→ DIRECTIONS
Output the records. Match them exactly.

→ RECORDS SUPPLIED
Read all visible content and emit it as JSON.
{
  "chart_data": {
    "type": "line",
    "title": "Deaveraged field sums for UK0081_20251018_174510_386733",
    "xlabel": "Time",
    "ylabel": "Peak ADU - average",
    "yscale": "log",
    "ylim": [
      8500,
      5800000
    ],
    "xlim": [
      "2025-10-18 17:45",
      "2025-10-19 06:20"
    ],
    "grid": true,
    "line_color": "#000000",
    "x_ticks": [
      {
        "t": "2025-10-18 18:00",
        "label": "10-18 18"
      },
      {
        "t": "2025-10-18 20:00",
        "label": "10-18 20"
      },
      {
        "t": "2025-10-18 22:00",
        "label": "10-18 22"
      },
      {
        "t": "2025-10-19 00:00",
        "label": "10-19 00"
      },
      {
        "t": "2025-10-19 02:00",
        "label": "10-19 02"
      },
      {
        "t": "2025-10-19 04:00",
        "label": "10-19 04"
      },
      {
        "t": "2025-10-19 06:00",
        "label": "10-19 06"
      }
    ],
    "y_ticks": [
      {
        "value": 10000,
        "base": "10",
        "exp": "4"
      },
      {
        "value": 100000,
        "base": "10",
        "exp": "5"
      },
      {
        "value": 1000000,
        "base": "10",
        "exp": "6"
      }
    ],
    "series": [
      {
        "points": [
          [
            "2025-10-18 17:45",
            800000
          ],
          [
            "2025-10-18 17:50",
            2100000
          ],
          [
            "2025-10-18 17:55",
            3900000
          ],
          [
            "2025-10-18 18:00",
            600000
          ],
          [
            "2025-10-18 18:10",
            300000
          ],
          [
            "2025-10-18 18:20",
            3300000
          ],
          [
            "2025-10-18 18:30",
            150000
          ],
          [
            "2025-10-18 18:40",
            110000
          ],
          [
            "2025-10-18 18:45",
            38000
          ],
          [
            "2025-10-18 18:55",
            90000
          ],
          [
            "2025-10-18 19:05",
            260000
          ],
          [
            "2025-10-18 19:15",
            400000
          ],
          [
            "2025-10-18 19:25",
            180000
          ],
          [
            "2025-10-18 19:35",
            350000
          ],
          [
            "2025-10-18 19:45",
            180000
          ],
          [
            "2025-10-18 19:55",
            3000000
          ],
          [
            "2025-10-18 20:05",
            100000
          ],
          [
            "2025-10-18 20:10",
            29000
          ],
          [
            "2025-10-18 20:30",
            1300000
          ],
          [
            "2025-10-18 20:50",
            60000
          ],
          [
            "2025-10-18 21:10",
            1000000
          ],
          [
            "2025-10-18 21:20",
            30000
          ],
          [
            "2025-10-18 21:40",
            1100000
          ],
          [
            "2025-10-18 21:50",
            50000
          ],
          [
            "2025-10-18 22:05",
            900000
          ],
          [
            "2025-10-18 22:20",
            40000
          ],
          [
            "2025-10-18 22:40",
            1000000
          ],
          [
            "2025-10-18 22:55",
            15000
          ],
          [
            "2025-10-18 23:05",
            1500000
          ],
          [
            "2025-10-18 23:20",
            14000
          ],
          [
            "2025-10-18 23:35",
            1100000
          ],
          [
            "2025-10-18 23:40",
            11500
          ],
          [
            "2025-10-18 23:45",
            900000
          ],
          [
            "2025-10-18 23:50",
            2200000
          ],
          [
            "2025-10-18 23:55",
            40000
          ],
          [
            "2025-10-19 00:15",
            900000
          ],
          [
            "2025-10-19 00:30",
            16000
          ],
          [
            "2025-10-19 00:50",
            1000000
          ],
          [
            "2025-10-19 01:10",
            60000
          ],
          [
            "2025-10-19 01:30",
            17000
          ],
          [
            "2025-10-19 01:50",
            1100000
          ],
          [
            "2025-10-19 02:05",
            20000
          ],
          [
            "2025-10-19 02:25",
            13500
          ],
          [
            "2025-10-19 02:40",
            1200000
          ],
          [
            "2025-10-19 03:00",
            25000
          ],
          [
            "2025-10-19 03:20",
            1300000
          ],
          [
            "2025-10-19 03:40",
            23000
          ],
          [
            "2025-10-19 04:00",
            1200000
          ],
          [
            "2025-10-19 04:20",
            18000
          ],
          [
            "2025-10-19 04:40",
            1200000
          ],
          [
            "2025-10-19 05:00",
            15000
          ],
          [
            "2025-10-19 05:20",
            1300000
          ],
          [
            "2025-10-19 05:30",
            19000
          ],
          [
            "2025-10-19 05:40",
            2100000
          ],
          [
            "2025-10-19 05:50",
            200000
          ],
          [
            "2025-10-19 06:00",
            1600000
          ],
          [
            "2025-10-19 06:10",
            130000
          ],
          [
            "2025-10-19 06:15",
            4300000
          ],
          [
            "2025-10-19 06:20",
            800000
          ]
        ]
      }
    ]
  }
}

→ SOLVED PROBLEM
Read all visible content and emit it as JSON.
{
  "chart_data": {
    "type": "line",
    "title": "Deaveraged field sums for UK0081_20251018_174510_386733",
    "xlabel": "Time",
    "ylabel": "Peak ADU - average",
    "yscale": "log",
    "ylim": [
      8500,
      5800000
    ],
    "xlim": [
      "2025-10-18 17:45",
      "2025-10-19 06:20"
    ],
    "grid": true,
    "line_color": "#000000",
    "x_ticks": [
      {
        "t": "2025-10-18 18:00",
        "label": "10-18 18"
      },
      {
        "t": "2025-10-18 20:00",
        "label": "10-18 20"
      },
      {
        "t": "2025-10-18 22:00",
        "label": "10-18 22"
      },
      {
        "t": "2025-10-19 00:00",
        "label": "10-19 00"
      },
      {
        "t": "2025-10-19 02:00",
        "label": "10-19 02"
      },
      {
        "t": "2025-10-19 04:00",
        "label": "10-19 04"
      },
      {
        "t": "2025-10-19 06:00",
        "label": "10-19 06"
      }
    ],
    "y_ticks": [
      {
        "value": 10000,
        "base": "10",
        "exp": "4"
      },
      {
        "value": 100000,
        "base": "10",
        "exp": "5"
      },
      {
        "value": 1000000,
        "base": "10",
        "exp": "6"
      }
    ],
    "series": [
      {
        "points": [
          [
            "2025-10-18 17:45",
            800000
          ],
          [
            "2025-10-18 17:50",
            2100000
          ],
          [
            "2025-10-18 17:55",
            3900000
          ],
          [
            "2025-10-18 18:00",
            600000
          ],
          [
            "2025-10-18 18:10",
            300000
          ],
          [
            "2025-10-18 18:20",
            3300000
          ],
          [
            "2025-10-18 18:30",
            150000
          ],
          [
            "2025-10-18 18:40",
            110000
          ],
          [
            "2025-10-18 18:45",
            38000
          ],
          [
            "2025-10-18 18:55",
            90000
          ],
          [
            "2025-10-18 19:05",
            260000
          ],
          [
            "2025-10-18 19:15",
            400000
          ],
          [
            "2025-10-18 19:25",
            180000
          ],
          [
            "2025-10-18 19:35",
            350000
          ],
          [
            "2025-10-18 19:45",
            180000
          ],
          [
            "2025-10-18 19:55",
            3000000
          ],
          [
            "2025-10-18 20:05",
            100000
          ],
          [
            "2025-10-18 20:10",
            29000
          ],
          [
            "2025-10-18 20:30",
            1300000
          ],
          [
            "2025-10-18 20:50",
            60000
          ],
          [
            "2025-10-18 21:10",
            1000000
          ],
          [
            "2025-10-18 21:20",
            30000
          ],
          [
            "2025-10-18 21:40",
            1100000
          ],
          [
            "2025-10-18 21:50",
            50000
          ],
          [
            "2025-10-18 22:05",
            900000
          ],
          [
            "2025-10-18 22:20",
            40000
          ],
          [
            "2025-10-18 22:40",
            1000000
          ],
          [
            "2025-10-18 22:55",
            15000
          ],
          [
            "2025-10-18 23:05",
            1500000
          ],
          [
            "2025-10-18 23:20",
            14000
          ],
          [
            "2025-10-18 23:35",
            1100000
          ],
          [
            "2025-10-18 23:40",
            11500
          ],
          [
            "2025-10-18 23:45",
            900000
          ],
          [
            "2025-10-18 23:50",
            2200000
          ],
          [
            "2025-10-18 23:55",
            40000
          ],
          [
            "2025-10-19 00:15",
            900000
          ],
          [
            "2025-10-19 00:30",
            16000
          ],
          [
            "2025-10-19 00:50",
            1000000
          ],
          [
            "2025-10-19 01:10",
            60000
          ],
          [
            "2025-10-19 01:30",
            17000
          ],
          [
            "2025-10-19 01:50",
            1100000
          ],
          [
            "2025-10-19 02:05",
            20000
          ],
          [
            "2025-10-19 02:25",
            13500
          ],
          [
            "2025-10-19 02:40",
            1200000
          ],
          [
            "2025-10-19 03:00",
            25000
          ],
          [
            "2025-10-19 03:20",
            1300000
          ],
          [
            "2025-10-19 03:40",
            23000
          ],
          [
            "2025-10-19 04:00",
            1200000
          ],
          [
            "2025-10-19 04:20",
            18000
          ],
          [
            "2025-10-19 04:40",
            1200000
          ],
          [
            "2025-10-19 05:00",
            15000
          ],
          [
            "2025-10-19 05:20",
            1300000
          ],
          [
            "2025-10-19 05:30",
            19000
          ],
          [
            "2025-10-19 05:40",
            2100000
          ],
          [
            "2025-10-19 05:50",
            200000
          ],
          [
            "2025-10-19 06:00",
            1600000
          ],
          [
            "2025-10-19 06:10",
            130000
          ],
          [
            "2025-10-19 06:15",
            4300000
          ],
          [
            "2025-10-19 06:20",
            800000
          ]
        ]
      }
    ]
  }
}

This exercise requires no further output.